Short problem >> Lines holding the string "color" are the ones to copy; find them all in the data.

Extracted information >>
BEGIN

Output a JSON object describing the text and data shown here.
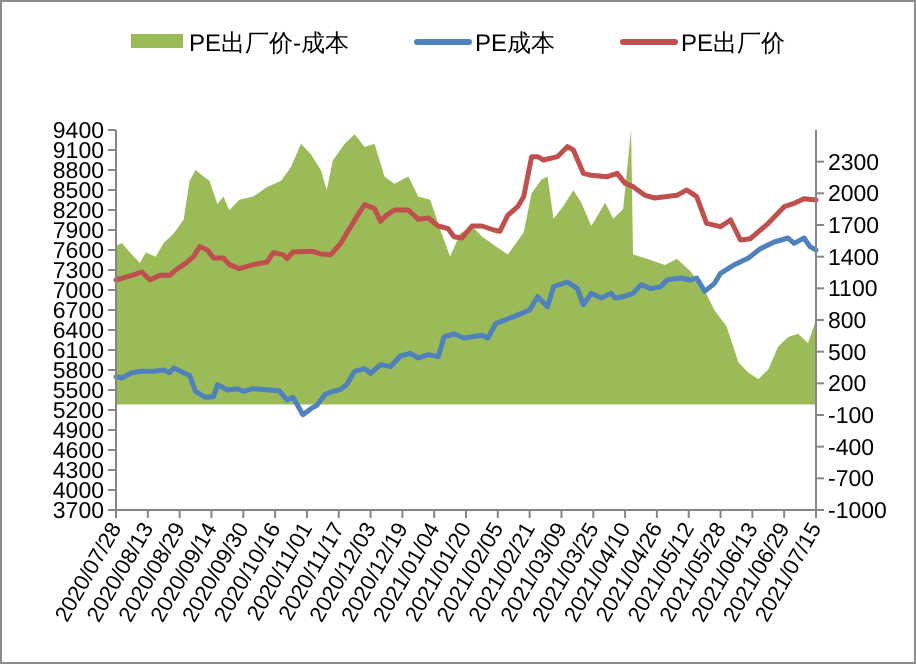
{
  "chart_data": {
    "type": "line",
    "legend": "top",
    "xlim": [
      "2020-07-28",
      "2021-07-15"
    ],
    "xticks": [
      {
        "value": "2020-07-28",
        "label": "2020/07/28"
      },
      {
        "value": "2020-08-13",
        "label": "2020/08/13"
      },
      {
        "value": "2020-08-29",
        "label": "2020/08/29"
      },
      {
        "value": "2020-09-14",
        "label": "2020/09/14"
      },
      {
        "value": "2020-09-30",
        "label": "2020/09/30"
      },
      {
        "value": "2020-10-16",
        "label": "2020/10/16"
      },
      {
        "value": "2020-11-01",
        "label": "2020/11/01"
      },
      {
        "value": "2020-11-17",
        "label": "2020/11/17"
      },
      {
        "value": "2020-12-03",
        "label": "2020/12/03"
      },
      {
        "value": "2020-12-19",
        "label": "2020/12/19"
      },
      {
        "value": "2021-01-04",
        "label": "2021/01/04"
      },
      {
        "value": "2021-01-20",
        "label": "2021/01/20"
      },
      {
        "value": "2021-02-05",
        "label": "2021/02/05"
      },
      {
        "value": "2021-02-21",
        "label": "2021/02/21"
      },
      {
        "value": "2021-03-09",
        "label": "2021/03/09"
      },
      {
        "value": "2021-03-25",
        "label": "2021/03/25"
      },
      {
        "value": "2021-04-10",
        "label": "2021/04/10"
      },
      {
        "value": "2021-04-26",
        "label": "2021/04/26"
      },
      {
        "value": "2021-05-12",
        "label": "2021/05/12"
      },
      {
        "value": "2021-05-28",
        "label": "2021/05/28"
      },
      {
        "value": "2021-06-13",
        "label": "2021/06/13"
      },
      {
        "value": "2021-06-29",
        "label": "2021/06/29"
      },
      {
        "value": "2021-07-15",
        "label": "2021/07/15"
      }
    ],
    "ylim": [
      3700,
      9400
    ],
    "yticks": [
      3700,
      4000,
      4300,
      4600,
      4900,
      5200,
      5500,
      5800,
      6100,
      6400,
      6700,
      7000,
      7300,
      7600,
      7900,
      8200,
      8500,
      8800,
      9100,
      9400
    ],
    "y2lim": [
      -1000,
      2600
    ],
    "y2ticks": [
      -1000,
      -700,
      -400,
      -100,
      200,
      500,
      800,
      1100,
      1400,
      1700,
      2000,
      2300
    ],
    "series": [
      {
        "name": "PE出厂价-成本",
        "type": "area",
        "axis": "y2",
        "color": "#9bbb59",
        "x": [
          "2020-07-28",
          "2020-07-31",
          "2020-08-04",
          "2020-08-09",
          "2020-08-12",
          "2020-08-17",
          "2020-08-21",
          "2020-08-26",
          "2020-08-31",
          "2020-09-03",
          "2020-09-06",
          "2020-09-10",
          "2020-09-13",
          "2020-09-17",
          "2020-09-20",
          "2020-09-23",
          "2020-09-28",
          "2020-10-05",
          "2020-10-12",
          "2020-10-19",
          "2020-10-24",
          "2020-10-29",
          "2020-11-03",
          "2020-11-08",
          "2020-11-11",
          "2020-11-14",
          "2020-11-20",
          "2020-11-25",
          "2020-11-30",
          "2020-12-05",
          "2020-12-10",
          "2020-12-15",
          "2020-12-22",
          "2020-12-27",
          "2021-01-02",
          "2021-01-07",
          "2021-01-12",
          "2021-01-17",
          "2021-01-23",
          "2021-01-28",
          "2021-02-03",
          "2021-02-10",
          "2021-02-18",
          "2021-02-22",
          "2021-02-27",
          "2021-03-02",
          "2021-03-05",
          "2021-03-10",
          "2021-03-15",
          "2021-03-19",
          "2021-03-24",
          "2021-03-31",
          "2021-04-04",
          "2021-04-09",
          "2021-04-13",
          "2021-04-14",
          "2021-04-21",
          "2021-04-30",
          "2021-05-06",
          "2021-05-13",
          "2021-05-20",
          "2021-05-25",
          "2021-05-31",
          "2021-06-06",
          "2021-06-11",
          "2021-06-16",
          "2021-06-21",
          "2021-06-26",
          "2021-07-01",
          "2021-07-06",
          "2021-07-11",
          "2021-07-15"
        ],
        "values": [
          1500,
          1530,
          1440,
          1340,
          1440,
          1400,
          1530,
          1620,
          1750,
          2120,
          2220,
          2160,
          2120,
          1900,
          1970,
          1840,
          1940,
          1970,
          2060,
          2120,
          2250,
          2470,
          2370,
          2220,
          2030,
          2310,
          2470,
          2560,
          2440,
          2470,
          2160,
          2090,
          2160,
          1970,
          1940,
          1660,
          1400,
          1620,
          1690,
          1590,
          1510,
          1420,
          1630,
          2000,
          2130,
          2160,
          1760,
          1880,
          2030,
          1910,
          1690,
          1910,
          1760,
          1850,
          2600,
          1420,
          1380,
          1320,
          1380,
          1260,
          1080,
          890,
          740,
          400,
          300,
          240,
          330,
          550,
          640,
          670,
          580,
          800
        ]
      },
      {
        "name": "PE成本",
        "color": "#4f81bd",
        "x": [
          "2020-07-28",
          "2020-07-31",
          "2020-08-05",
          "2020-08-10",
          "2020-08-16",
          "2020-08-21",
          "2020-08-24",
          "2020-08-26",
          "2020-08-31",
          "2020-09-03",
          "2020-09-06",
          "2020-09-11",
          "2020-09-15",
          "2020-09-17",
          "2020-09-22",
          "2020-09-27",
          "2020-09-30",
          "2020-10-05",
          "2020-10-13",
          "2020-10-18",
          "2020-10-22",
          "2020-10-25",
          "2020-10-30",
          "2020-11-03",
          "2020-11-06",
          "2020-11-10",
          "2020-11-13",
          "2020-11-18",
          "2020-11-21",
          "2020-11-25",
          "2020-11-30",
          "2020-12-03",
          "2020-12-08",
          "2020-12-13",
          "2020-12-18",
          "2020-12-23",
          "2020-12-27",
          "2021-01-01",
          "2021-01-06",
          "2021-01-09",
          "2021-01-14",
          "2021-01-19",
          "2021-01-28",
          "2021-01-31",
          "2021-02-04",
          "2021-02-13",
          "2021-02-21",
          "2021-02-25",
          "2021-03-02",
          "2021-03-05",
          "2021-03-12",
          "2021-03-17",
          "2021-03-20",
          "2021-03-24",
          "2021-03-29",
          "2021-04-03",
          "2021-04-05",
          "2021-04-09",
          "2021-04-14",
          "2021-04-18",
          "2021-04-23",
          "2021-04-28",
          "2021-05-01",
          "2021-05-08",
          "2021-05-13",
          "2021-05-16",
          "2021-05-20",
          "2021-05-25",
          "2021-05-28",
          "2021-06-04",
          "2021-06-11",
          "2021-06-17",
          "2021-06-24",
          "2021-07-01",
          "2021-07-04",
          "2021-07-09",
          "2021-07-12",
          "2021-07-15"
        ],
        "values": [
          5700,
          5680,
          5760,
          5780,
          5780,
          5800,
          5760,
          5830,
          5760,
          5720,
          5480,
          5390,
          5400,
          5580,
          5500,
          5520,
          5480,
          5520,
          5500,
          5490,
          5350,
          5390,
          5130,
          5220,
          5270,
          5430,
          5470,
          5510,
          5580,
          5780,
          5820,
          5750,
          5880,
          5850,
          6010,
          6050,
          5980,
          6030,
          6000,
          6300,
          6340,
          6280,
          6320,
          6280,
          6500,
          6600,
          6700,
          6900,
          6750,
          7050,
          7120,
          7020,
          6780,
          6950,
          6880,
          6950,
          6880,
          6900,
          6950,
          7080,
          7020,
          7050,
          7150,
          7180,
          7150,
          7180,
          6980,
          7100,
          7250,
          7380,
          7480,
          7620,
          7720,
          7780,
          7700,
          7780,
          7650,
          7600
        ]
      },
      {
        "name": "PE出厂价",
        "color": "#c0504d",
        "x": [
          "2020-07-28",
          "2020-08-05",
          "2020-08-10",
          "2020-08-14",
          "2020-08-19",
          "2020-08-24",
          "2020-08-27",
          "2020-09-01",
          "2020-09-05",
          "2020-09-08",
          "2020-09-12",
          "2020-09-15",
          "2020-09-20",
          "2020-09-23",
          "2020-09-28",
          "2020-10-05",
          "2020-10-12",
          "2020-10-15",
          "2020-10-20",
          "2020-10-22",
          "2020-10-25",
          "2020-11-04",
          "2020-11-08",
          "2020-11-13",
          "2020-11-18",
          "2020-11-23",
          "2020-11-26",
          "2020-11-30",
          "2020-12-05",
          "2020-12-08",
          "2020-12-11",
          "2020-12-15",
          "2020-12-22",
          "2020-12-27",
          "2021-01-01",
          "2021-01-06",
          "2021-01-11",
          "2021-01-14",
          "2021-01-18",
          "2021-01-23",
          "2021-01-28",
          "2021-02-03",
          "2021-02-06",
          "2021-02-10",
          "2021-02-15",
          "2021-02-18",
          "2021-02-22",
          "2021-02-25",
          "2021-02-28",
          "2021-03-07",
          "2021-03-12",
          "2021-03-15",
          "2021-03-20",
          "2021-03-24",
          "2021-04-01",
          "2021-04-06",
          "2021-04-10",
          "2021-04-14",
          "2021-04-20",
          "2021-04-25",
          "2021-04-30",
          "2021-05-06",
          "2021-05-11",
          "2021-05-16",
          "2021-05-21",
          "2021-05-28",
          "2021-06-02",
          "2021-06-07",
          "2021-06-12",
          "2021-06-21",
          "2021-06-29",
          "2021-07-04",
          "2021-07-09",
          "2021-07-15"
        ],
        "values": [
          7150,
          7220,
          7270,
          7150,
          7220,
          7220,
          7300,
          7400,
          7500,
          7650,
          7600,
          7480,
          7480,
          7380,
          7320,
          7380,
          7420,
          7560,
          7530,
          7470,
          7570,
          7580,
          7540,
          7530,
          7700,
          7950,
          8100,
          8280,
          8220,
          8030,
          8120,
          8200,
          8200,
          8060,
          8080,
          7960,
          7920,
          7800,
          7780,
          7960,
          7960,
          7900,
          7880,
          8120,
          8250,
          8400,
          9000,
          9000,
          8950,
          9000,
          9150,
          9100,
          8750,
          8720,
          8700,
          8750,
          8600,
          8550,
          8420,
          8380,
          8400,
          8420,
          8500,
          8400,
          8000,
          7950,
          8050,
          7750,
          7770,
          8000,
          8250,
          8300,
          8370,
          8350
        ]
      }
    ]
  }
}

END

Answer to this task >>
        "color": "#9bbb59",
        "color": "#4f81bd",
        "color": "#c0504d",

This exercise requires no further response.